**TEXT FOR ANALYSIS**
What are some of the implications of this work for brain preservation?
Humans think and reason largely through narratives, and in the case of biology, mechanisms. For better or worse (often worse, I think), it’s not enough for us to have empirical evidence that structure is likely maintained by a particular preservation procedure. People need to know why.
The mechanism of cryopreservation, i.e. slowing biological time, is widely known. On the other hand, the mechanism of aldehyde fixation is not usually expanded upon in great depth. Much is made of “crosslinking” of molecules, but it isn’t entirely clear why that should maintain structures over time.
I think that understanding the aldehyde fixation story requires us to understand the structure of cells prior to fixation. Are cells solid or liquid? If they are a liquid, why don’t they just fall apart?
I think that gels — a form of matter that has both solid-like and liquid-like properties — are the best explanation for this. The cytoskeleton, and other gel-like structures inside and outside of cells, maintain neural structures by establishing a gel-like mesh of molecules, actin chief among them.
After death, these gels start to break down due to proteolysis and diffusion, and eventually, they completely liquefy. By that point, the structural information is lost. An obvious mechanism of structural brain preservation, then, is to stop or at least dramatically slow the breakdown of gel-like networks so that the morphological information can be maintained. And that seems to be what crosslinking aldehydes accomplish.
This paper shows us that dendritic spines have cytoskeletons that are uniform gels throughout all sub-domains, which means they should be preserved by a fixation procedure that stabilizes gels.
While empirical data has already suggested this for some types of dendritic spines, corroboration of it, including showing that this is a widespread phenomenon across neuronal types and sub-domains, is good corroboration that the existing empirical data will generalize.
Since dendritic spines are one of the key parts of the brain that have been associated with memory, it is very helpful to be able to reason about what will happen to these structures during a brain preservation procedure.
If restoring dendritic spines from fixative-based brain preservation ever becomes possible, it would require nanotechnology to physically remove the aldehyde crosslinks, or scanning and emulation technology to remove them in silico. Among many other requirements! This is just with regard to the aldehyde crosslink component.
Reference
Eberhardt F, Bushong EA, Phan S, et al. A uniform and isotropic cytoskeletal tiling fills dendritic spines. eNeuro. Published online October 10, 2022:ENEURO.0342-22.2022.

**EXERCISE SET**
1. In the brain preservation passage, which molecule is named as chief among those forming the gel-like mesh?
2. List every author named in the reference at the end of the brain preservation passage.
3. Write out everything in the brain preservation passage from "The mechanism of cryopreservation, i.e." down to "chief among them.".

(Document layout detection data)
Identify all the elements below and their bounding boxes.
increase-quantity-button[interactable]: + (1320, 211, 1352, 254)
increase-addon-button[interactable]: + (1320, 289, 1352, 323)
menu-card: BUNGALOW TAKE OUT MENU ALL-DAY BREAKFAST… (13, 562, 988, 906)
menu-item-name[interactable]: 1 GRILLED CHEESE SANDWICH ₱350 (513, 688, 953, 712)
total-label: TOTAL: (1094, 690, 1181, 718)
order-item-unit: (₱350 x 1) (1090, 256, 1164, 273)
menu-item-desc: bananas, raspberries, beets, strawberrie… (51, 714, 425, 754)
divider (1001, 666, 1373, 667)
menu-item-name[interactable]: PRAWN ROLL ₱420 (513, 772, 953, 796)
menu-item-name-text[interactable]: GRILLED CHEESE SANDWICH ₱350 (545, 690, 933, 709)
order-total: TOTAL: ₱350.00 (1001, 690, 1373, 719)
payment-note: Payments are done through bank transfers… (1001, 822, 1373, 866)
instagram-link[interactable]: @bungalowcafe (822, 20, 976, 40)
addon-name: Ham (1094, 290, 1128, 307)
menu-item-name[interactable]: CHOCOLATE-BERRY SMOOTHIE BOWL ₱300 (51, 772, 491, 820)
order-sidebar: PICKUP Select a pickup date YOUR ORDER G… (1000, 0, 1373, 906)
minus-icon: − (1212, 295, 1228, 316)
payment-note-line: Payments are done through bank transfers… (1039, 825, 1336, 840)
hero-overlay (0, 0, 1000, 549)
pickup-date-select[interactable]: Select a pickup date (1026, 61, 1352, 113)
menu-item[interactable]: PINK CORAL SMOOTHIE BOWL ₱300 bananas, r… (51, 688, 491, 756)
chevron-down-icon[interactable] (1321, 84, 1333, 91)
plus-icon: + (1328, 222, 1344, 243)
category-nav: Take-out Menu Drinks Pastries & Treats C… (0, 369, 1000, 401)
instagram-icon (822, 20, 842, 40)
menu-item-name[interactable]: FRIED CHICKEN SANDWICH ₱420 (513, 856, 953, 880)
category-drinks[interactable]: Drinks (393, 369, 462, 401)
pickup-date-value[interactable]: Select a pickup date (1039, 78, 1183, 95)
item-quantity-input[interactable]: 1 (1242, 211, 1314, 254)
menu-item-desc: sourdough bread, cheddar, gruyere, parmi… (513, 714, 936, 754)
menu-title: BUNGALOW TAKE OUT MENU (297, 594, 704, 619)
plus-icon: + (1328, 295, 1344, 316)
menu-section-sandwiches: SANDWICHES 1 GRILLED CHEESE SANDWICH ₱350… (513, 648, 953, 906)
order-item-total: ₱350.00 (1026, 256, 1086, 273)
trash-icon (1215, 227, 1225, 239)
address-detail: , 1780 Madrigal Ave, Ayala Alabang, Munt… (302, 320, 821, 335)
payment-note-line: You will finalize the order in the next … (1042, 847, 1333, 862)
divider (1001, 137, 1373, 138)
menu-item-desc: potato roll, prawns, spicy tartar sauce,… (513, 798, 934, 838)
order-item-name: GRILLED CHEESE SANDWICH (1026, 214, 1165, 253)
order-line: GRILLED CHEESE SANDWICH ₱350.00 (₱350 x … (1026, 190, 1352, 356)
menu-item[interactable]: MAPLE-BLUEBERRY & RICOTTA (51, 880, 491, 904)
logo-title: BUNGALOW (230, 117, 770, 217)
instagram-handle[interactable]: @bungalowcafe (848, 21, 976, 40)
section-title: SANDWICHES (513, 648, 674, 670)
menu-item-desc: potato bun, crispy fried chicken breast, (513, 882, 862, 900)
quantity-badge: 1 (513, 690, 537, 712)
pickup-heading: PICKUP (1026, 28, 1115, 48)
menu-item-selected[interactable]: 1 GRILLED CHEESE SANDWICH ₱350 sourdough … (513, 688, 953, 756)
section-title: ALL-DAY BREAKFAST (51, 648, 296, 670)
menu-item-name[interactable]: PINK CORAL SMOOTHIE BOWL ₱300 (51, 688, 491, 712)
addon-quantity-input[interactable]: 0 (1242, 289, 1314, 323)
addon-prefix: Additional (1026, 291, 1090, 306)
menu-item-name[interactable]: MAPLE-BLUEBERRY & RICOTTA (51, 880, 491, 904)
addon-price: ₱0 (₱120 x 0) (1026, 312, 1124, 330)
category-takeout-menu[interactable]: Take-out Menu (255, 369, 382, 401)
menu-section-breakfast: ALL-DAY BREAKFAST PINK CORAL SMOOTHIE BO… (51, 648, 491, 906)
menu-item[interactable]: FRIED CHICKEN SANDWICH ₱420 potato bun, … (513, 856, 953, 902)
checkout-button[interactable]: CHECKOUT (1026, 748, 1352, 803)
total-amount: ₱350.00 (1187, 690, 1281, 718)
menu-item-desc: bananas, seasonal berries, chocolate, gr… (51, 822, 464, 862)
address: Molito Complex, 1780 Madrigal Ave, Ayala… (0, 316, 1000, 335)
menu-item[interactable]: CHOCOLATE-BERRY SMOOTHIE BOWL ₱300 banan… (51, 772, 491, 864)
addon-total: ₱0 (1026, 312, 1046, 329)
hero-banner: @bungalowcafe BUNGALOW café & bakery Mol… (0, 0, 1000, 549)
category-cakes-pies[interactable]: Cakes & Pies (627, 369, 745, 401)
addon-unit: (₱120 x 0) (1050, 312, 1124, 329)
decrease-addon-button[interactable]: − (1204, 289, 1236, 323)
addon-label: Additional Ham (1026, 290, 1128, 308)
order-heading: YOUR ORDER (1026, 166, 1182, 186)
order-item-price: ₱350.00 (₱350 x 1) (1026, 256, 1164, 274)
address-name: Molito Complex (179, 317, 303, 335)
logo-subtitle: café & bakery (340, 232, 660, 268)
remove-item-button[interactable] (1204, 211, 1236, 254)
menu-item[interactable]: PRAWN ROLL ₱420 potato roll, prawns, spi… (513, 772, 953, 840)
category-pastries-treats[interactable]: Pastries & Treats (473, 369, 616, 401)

**RESPONSE LIST**
1. Actin

2. Eberhardt F, Bushong EA, Phan S

3.
The mechanism of cryopreservation, i.e. slowing biological time, is widely known. On the other hand, the mechanism of aldehyde fixation is not usually expanded upon in great depth. Much is made of “crosslinking” of molecules, but it isn’t entirely clear why that should maintain structures over time.
I think that understanding the aldehyde fixation story requires us to understand the structure of cells prior to fixation. Are cells solid or liquid? If they are a liquid, why don’t they just fall apart?
I think that gels — a form of matter that has both solid-like and liquid-like properties — are the best explanation for this. The cytoskeleton, and other gel-like structures inside and outside of cells, maintain neural structures by establishing a gel-like mesh of molecules, actin chief among them.